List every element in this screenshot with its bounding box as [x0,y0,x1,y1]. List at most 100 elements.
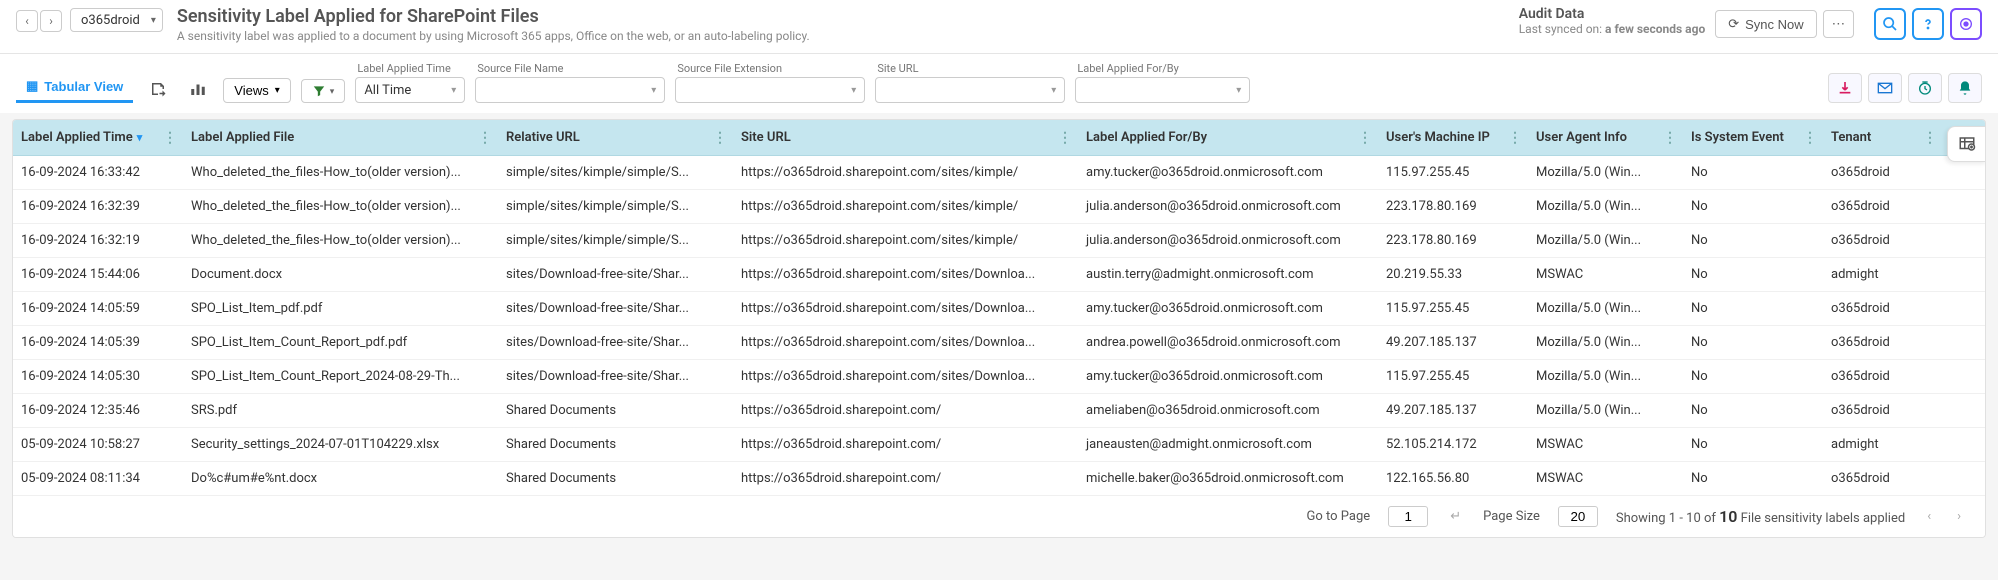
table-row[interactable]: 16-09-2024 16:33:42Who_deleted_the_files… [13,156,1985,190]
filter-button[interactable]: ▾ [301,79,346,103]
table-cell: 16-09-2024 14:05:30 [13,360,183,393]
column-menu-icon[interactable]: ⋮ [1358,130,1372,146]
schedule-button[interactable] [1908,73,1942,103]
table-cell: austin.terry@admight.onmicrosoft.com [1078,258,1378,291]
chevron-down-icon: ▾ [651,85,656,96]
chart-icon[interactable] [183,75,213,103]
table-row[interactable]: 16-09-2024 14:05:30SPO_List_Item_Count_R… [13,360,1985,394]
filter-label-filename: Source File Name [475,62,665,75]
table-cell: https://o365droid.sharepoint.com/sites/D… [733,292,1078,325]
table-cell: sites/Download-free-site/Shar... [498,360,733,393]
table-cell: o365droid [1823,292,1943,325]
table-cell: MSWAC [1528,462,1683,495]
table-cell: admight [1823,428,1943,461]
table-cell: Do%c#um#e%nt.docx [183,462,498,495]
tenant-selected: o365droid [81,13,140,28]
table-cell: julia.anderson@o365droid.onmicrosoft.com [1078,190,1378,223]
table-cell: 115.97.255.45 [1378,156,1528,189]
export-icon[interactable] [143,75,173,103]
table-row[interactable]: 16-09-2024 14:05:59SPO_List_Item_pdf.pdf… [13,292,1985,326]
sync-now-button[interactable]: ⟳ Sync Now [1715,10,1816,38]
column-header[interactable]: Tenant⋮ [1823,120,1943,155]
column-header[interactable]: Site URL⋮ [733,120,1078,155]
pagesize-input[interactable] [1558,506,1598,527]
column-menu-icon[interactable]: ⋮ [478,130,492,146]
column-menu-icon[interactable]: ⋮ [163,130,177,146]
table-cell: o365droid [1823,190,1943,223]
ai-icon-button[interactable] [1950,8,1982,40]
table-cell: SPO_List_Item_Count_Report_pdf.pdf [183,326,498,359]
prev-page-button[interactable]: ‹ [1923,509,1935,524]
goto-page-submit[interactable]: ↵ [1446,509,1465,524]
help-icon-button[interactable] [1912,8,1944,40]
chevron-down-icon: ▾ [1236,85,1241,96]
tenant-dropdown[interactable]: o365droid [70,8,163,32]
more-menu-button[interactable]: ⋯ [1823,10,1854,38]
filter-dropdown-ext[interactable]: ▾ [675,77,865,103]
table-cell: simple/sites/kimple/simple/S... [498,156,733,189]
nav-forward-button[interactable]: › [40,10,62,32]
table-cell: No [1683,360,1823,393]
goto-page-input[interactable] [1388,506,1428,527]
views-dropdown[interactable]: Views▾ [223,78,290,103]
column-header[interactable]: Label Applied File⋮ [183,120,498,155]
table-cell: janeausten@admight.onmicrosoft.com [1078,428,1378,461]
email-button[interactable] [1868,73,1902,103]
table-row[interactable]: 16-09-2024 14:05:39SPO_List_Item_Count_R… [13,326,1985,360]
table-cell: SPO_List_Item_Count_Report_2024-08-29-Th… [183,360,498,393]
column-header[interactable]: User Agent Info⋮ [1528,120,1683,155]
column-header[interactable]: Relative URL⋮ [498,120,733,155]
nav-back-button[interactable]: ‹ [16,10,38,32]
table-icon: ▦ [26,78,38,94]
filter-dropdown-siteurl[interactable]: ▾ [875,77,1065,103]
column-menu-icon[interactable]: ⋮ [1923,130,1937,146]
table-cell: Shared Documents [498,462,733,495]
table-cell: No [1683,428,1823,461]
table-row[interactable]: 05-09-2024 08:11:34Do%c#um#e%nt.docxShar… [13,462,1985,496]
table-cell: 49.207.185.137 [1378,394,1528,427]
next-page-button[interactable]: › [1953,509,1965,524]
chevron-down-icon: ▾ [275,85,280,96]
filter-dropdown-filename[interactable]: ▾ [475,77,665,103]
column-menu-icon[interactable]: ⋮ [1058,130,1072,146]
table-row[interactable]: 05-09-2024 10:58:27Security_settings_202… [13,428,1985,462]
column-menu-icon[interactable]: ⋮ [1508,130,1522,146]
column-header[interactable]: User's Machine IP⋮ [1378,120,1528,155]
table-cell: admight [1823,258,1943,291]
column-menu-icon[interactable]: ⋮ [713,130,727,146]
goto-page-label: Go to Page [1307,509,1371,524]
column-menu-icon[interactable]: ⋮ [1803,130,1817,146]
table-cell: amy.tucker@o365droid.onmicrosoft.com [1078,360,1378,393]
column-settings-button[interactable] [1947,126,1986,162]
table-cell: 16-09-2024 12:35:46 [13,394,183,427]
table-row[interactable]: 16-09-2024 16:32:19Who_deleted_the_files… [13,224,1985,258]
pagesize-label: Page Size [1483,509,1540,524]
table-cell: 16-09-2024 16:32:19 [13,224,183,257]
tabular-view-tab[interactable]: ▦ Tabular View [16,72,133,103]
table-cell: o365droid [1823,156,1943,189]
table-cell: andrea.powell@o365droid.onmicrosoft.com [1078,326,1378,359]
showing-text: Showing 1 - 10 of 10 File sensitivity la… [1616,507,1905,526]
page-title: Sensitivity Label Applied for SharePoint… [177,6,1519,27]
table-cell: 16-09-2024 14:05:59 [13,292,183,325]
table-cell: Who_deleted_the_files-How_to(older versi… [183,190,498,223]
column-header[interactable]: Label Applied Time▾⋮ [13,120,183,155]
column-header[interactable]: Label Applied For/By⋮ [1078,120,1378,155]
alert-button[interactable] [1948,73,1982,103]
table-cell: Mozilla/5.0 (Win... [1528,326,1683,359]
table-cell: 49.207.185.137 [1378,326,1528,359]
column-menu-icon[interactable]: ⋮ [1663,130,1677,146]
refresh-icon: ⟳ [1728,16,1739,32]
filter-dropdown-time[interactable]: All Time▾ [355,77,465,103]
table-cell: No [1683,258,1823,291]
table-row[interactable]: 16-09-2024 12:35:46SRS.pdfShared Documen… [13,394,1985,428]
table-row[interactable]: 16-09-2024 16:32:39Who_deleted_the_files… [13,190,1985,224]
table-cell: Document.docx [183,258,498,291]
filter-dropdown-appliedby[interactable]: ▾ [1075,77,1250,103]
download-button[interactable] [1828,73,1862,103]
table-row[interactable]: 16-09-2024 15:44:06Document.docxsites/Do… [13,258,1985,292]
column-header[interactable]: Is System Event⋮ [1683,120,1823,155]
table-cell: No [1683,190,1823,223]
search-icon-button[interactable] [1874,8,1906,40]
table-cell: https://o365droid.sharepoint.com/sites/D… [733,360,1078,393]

★ ★ ★

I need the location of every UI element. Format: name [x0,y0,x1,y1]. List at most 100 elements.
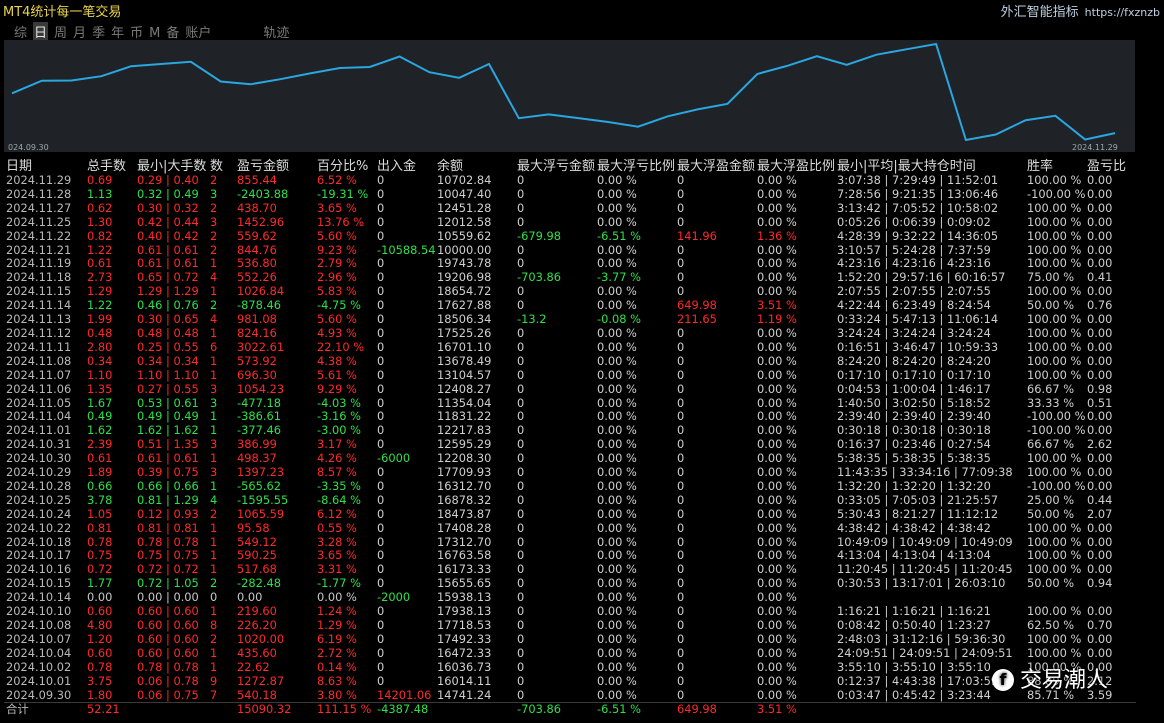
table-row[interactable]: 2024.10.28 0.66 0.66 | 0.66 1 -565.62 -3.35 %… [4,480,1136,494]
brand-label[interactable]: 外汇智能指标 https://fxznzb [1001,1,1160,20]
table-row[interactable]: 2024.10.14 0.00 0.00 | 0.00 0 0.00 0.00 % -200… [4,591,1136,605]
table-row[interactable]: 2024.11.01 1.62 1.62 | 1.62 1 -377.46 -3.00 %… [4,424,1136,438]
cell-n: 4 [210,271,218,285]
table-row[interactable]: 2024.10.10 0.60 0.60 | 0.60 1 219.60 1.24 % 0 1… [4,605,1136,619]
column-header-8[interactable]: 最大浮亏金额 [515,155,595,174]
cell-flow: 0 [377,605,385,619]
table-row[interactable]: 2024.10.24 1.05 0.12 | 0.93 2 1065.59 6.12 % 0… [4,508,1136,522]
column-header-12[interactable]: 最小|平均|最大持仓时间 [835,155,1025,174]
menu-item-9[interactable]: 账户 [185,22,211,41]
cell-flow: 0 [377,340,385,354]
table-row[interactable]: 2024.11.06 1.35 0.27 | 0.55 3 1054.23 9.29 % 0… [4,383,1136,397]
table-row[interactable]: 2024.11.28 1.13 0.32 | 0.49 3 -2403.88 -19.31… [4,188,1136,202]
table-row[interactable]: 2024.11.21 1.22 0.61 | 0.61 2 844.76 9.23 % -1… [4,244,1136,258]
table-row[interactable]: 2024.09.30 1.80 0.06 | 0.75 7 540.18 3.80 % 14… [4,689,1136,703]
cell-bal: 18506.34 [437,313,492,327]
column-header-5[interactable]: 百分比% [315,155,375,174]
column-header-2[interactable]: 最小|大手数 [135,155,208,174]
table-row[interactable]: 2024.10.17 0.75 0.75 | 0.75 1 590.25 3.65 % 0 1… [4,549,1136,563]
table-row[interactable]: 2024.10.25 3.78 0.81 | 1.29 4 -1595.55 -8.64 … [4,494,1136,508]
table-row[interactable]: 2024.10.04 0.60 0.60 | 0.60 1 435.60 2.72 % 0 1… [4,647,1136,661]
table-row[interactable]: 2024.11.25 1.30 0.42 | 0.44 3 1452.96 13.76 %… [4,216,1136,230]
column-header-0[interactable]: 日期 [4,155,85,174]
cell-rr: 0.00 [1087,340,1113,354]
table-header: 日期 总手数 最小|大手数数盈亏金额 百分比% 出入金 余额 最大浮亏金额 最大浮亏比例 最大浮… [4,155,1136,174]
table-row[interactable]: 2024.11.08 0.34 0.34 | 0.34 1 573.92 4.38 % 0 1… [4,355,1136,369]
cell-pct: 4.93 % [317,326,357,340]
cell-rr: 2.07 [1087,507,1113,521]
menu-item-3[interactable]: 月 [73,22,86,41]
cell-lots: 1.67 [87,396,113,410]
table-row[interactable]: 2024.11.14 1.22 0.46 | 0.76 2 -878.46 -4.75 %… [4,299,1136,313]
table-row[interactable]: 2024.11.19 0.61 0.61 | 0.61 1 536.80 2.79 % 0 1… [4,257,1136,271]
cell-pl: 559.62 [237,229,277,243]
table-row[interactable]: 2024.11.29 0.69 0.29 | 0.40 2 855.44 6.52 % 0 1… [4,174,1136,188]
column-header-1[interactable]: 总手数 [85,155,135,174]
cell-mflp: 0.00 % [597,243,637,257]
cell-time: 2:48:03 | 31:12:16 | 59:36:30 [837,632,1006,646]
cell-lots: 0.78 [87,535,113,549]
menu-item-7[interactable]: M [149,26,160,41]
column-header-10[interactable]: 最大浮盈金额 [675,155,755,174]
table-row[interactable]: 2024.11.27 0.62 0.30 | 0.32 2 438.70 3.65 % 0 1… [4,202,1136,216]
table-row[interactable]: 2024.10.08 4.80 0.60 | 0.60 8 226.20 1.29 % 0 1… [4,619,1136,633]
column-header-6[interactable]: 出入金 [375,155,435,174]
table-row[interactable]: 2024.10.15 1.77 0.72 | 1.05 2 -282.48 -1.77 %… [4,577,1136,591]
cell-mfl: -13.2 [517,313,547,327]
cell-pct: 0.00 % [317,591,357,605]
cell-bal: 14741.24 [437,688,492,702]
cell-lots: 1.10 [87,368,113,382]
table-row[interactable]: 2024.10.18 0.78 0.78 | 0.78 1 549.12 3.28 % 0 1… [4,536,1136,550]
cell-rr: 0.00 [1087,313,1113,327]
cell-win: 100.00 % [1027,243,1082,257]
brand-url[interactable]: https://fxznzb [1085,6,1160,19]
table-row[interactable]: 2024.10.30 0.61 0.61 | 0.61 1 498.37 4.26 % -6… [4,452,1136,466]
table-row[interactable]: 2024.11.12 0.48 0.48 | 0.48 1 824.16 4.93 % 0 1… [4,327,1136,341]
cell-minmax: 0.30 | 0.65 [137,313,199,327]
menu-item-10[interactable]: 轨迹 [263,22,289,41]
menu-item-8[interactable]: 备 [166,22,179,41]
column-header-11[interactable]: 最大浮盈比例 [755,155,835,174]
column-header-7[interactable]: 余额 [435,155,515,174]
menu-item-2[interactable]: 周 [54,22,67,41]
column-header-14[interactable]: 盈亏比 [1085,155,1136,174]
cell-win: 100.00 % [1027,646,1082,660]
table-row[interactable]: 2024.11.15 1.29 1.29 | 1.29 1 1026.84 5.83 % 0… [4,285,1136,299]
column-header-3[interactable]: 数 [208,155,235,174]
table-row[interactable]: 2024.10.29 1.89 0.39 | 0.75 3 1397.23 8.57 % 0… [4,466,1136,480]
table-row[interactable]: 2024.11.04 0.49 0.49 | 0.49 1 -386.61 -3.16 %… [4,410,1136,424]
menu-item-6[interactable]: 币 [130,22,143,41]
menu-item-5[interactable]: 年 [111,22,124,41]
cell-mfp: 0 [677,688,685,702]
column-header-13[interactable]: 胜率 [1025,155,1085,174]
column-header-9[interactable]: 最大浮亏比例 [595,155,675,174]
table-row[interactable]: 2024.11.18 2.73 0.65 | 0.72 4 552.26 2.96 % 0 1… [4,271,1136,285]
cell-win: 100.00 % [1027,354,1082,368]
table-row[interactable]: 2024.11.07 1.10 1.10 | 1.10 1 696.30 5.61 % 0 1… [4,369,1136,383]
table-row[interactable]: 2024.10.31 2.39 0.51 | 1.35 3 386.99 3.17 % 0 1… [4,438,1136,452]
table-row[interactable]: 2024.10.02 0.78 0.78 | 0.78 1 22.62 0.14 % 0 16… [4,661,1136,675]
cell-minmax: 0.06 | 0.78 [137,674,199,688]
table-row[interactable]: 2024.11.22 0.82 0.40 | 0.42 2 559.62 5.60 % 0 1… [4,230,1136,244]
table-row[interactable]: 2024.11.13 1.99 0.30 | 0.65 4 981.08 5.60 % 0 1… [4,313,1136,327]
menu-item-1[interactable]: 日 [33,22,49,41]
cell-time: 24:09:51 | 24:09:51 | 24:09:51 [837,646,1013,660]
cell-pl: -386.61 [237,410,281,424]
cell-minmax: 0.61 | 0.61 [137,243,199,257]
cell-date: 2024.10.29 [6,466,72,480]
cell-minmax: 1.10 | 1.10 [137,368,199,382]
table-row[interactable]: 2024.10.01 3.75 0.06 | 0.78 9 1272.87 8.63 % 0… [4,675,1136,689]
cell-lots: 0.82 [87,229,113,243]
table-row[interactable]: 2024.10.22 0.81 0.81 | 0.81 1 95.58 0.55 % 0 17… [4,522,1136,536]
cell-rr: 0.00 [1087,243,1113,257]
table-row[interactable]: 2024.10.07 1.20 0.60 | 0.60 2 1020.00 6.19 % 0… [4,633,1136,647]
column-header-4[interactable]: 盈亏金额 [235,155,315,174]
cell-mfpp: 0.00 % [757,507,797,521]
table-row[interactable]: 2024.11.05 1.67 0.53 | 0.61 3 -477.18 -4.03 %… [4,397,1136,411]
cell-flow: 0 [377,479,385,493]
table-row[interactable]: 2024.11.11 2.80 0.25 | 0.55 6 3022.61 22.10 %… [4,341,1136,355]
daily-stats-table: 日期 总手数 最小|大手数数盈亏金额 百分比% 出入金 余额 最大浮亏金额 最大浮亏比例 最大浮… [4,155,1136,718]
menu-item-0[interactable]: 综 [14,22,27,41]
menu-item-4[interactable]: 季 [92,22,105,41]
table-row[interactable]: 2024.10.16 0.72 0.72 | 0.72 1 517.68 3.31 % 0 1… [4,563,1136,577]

★ ★ ★

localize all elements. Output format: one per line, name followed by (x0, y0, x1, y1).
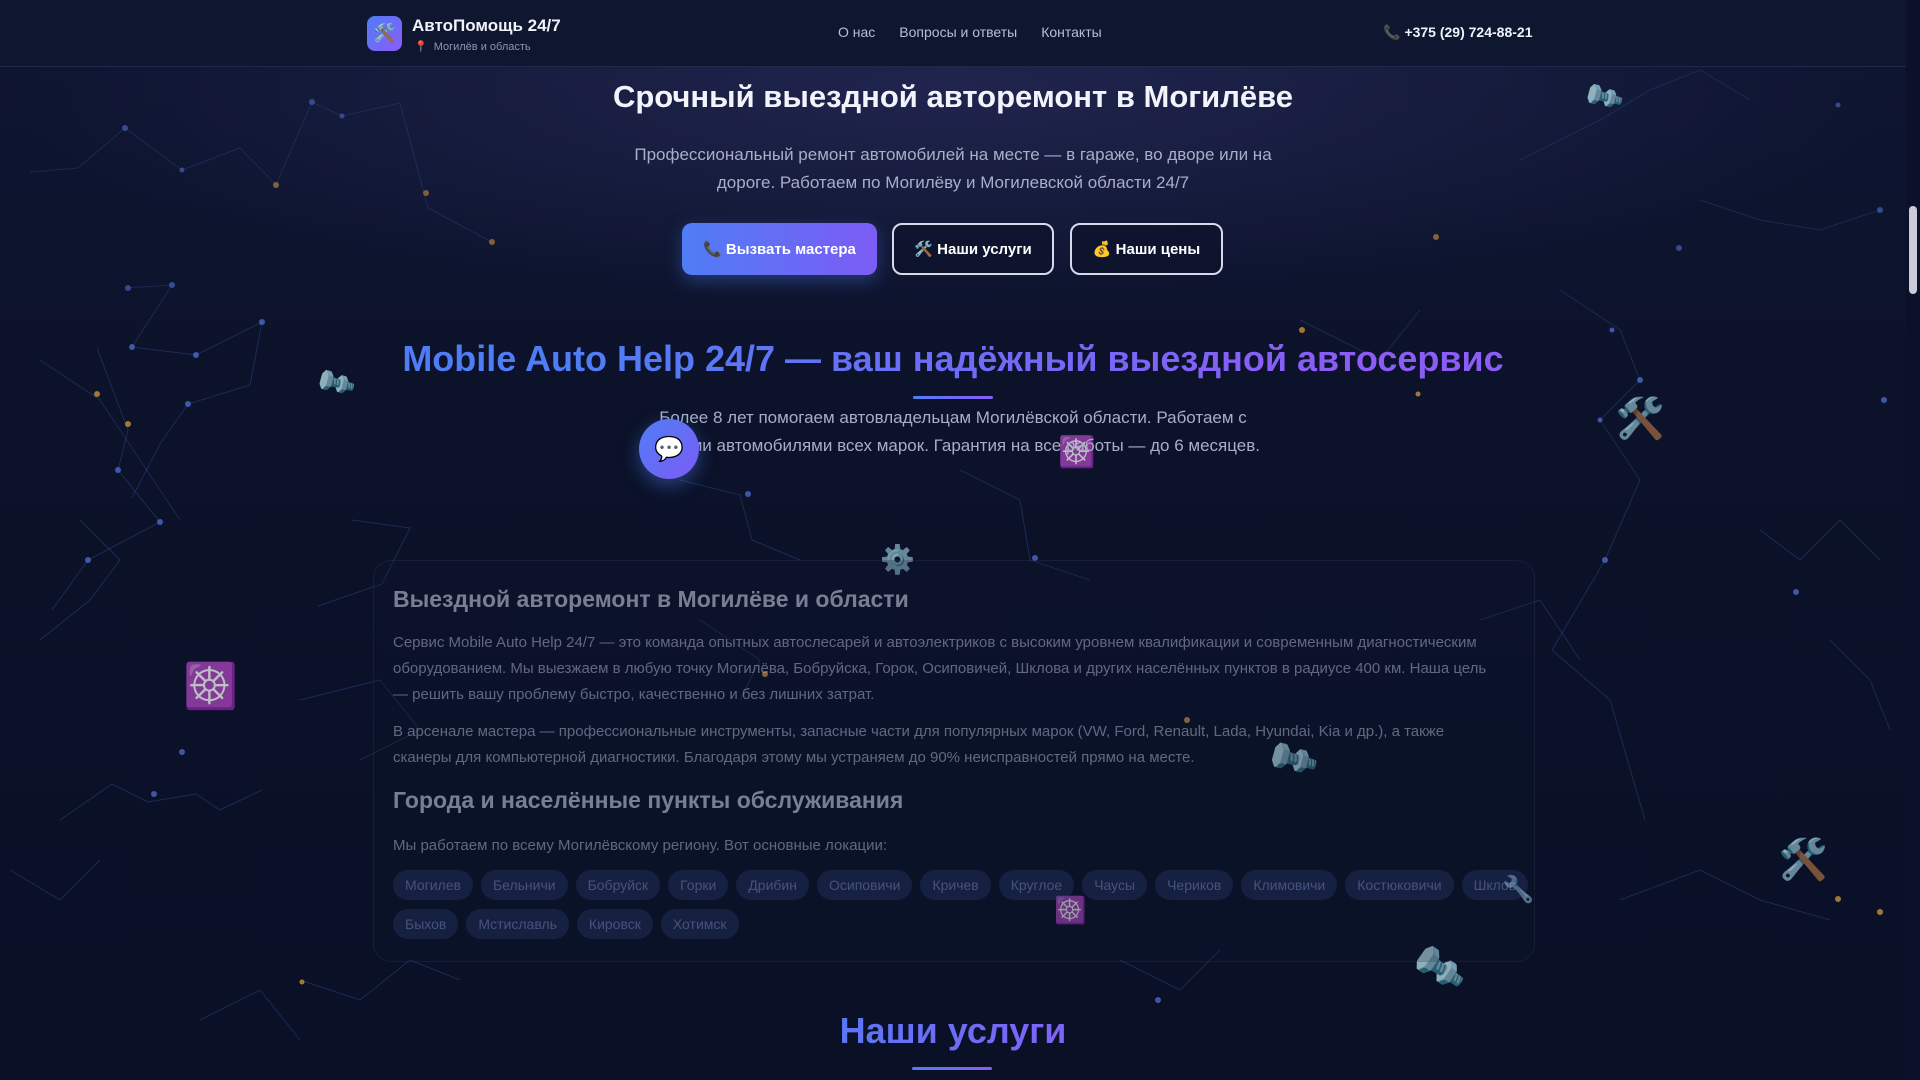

★ ★ ★

◆ **Goal**: Could you rewrite the items from the line with "I need the location" up to and including the line with "table-row[interactable]: 2024.11.08 0.34", changing every "table-row" to "data-row" and keeping everything else the same? Leave the picture out of your answer.

◆ **The response**:
I need the location of every UI element. Format: name [x0,y0,x1,y1]. List at most 100 elements.
data-row[interactable]: 2024.10.28 0.66 0.66 | 0.66 1 -565.62 -3.35 %… [4,480,1136,494]
brand-label[interactable]: 外汇智能指标 https://fxznzb [1001,1,1160,20]
data-row[interactable]: 2024.10.14 0.00 0.00 | 0.00 0 0.00 0.00 % -200… [4,591,1136,605]
data-row[interactable]: 2024.11.01 1.62 1.62 | 1.62 1 -377.46 -3.00 %… [4,424,1136,438]
cell-n: 4 [210,271,218,285]
data-row[interactable]: 2024.10.10 0.60 0.60 | 0.60 1 219.60 1.24 % 0 1… [4,605,1136,619]
column-header-8[interactable]: 最大浮亏金额 [515,155,595,174]
cell-flow: 0 [377,605,385,619]
data-row[interactable]: 2024.10.24 1.05 0.12 | 0.93 2 1065.59 6.12 % 0… [4,508,1136,522]
column-header-12[interactable]: 最小|平均|最大持仓时间 [835,155,1025,174]
menu-item-9[interactable]: 账户 [185,22,211,41]
cell-flow: 0 [377,340,385,354]
data-row[interactable]: 2024.11.06 1.35 0.27 | 0.55 3 1054.23 9.29 % 0… [4,383,1136,397]
data-row[interactable]: 2024.11.28 1.13 0.32 | 0.49 3 -2403.88 -19.31… [4,188,1136,202]
data-row[interactable]: 2024.11.21 1.22 0.61 | 0.61 2 844.76 9.23 % -1… [4,244,1136,258]
data-row[interactable]: 2024.09.30 1.80 0.06 | 0.75 7 540.18 3.80 % 14… [4,689,1136,703]
cell-bal: 18506.34 [437,313,492,327]
column-header-5[interactable]: 百分比% [315,155,375,174]
column-header-2[interactable]: 最小|大手数 [135,155,208,174]
data-row[interactable]: 2024.10.17 0.75 0.75 | 0.75 1 590.25 3.65 % 0 1… [4,549,1136,563]
data-row[interactable]: 2024.10.25 3.78 0.81 | 1.29 4 -1595.55 -8.64 … [4,494,1136,508]
data-row[interactable]: 2024.10.04 0.60 0.60 | 0.60 1 435.60 2.72 % 0 1… [4,647,1136,661]
data-row[interactable]: 2024.11.25 1.30 0.42 | 0.44 3 1452.96 13.76 %… [4,216,1136,230]
column-header-0[interactable]: 日期 [4,155,85,174]
cell-rr: 0.00 [1087,340,1113,354]
table-header: 日期 总手数 最小|大手数数盈亏金额 百分比% 出入金 余额 最大浮亏金额 最大浮亏比例 最大浮… [4,155,1136,174]
data-row[interactable]: 2024.11.08 0.34 0.34 | 0.34 1 573.92 4.38 % 0 1… [4,355,1136,369]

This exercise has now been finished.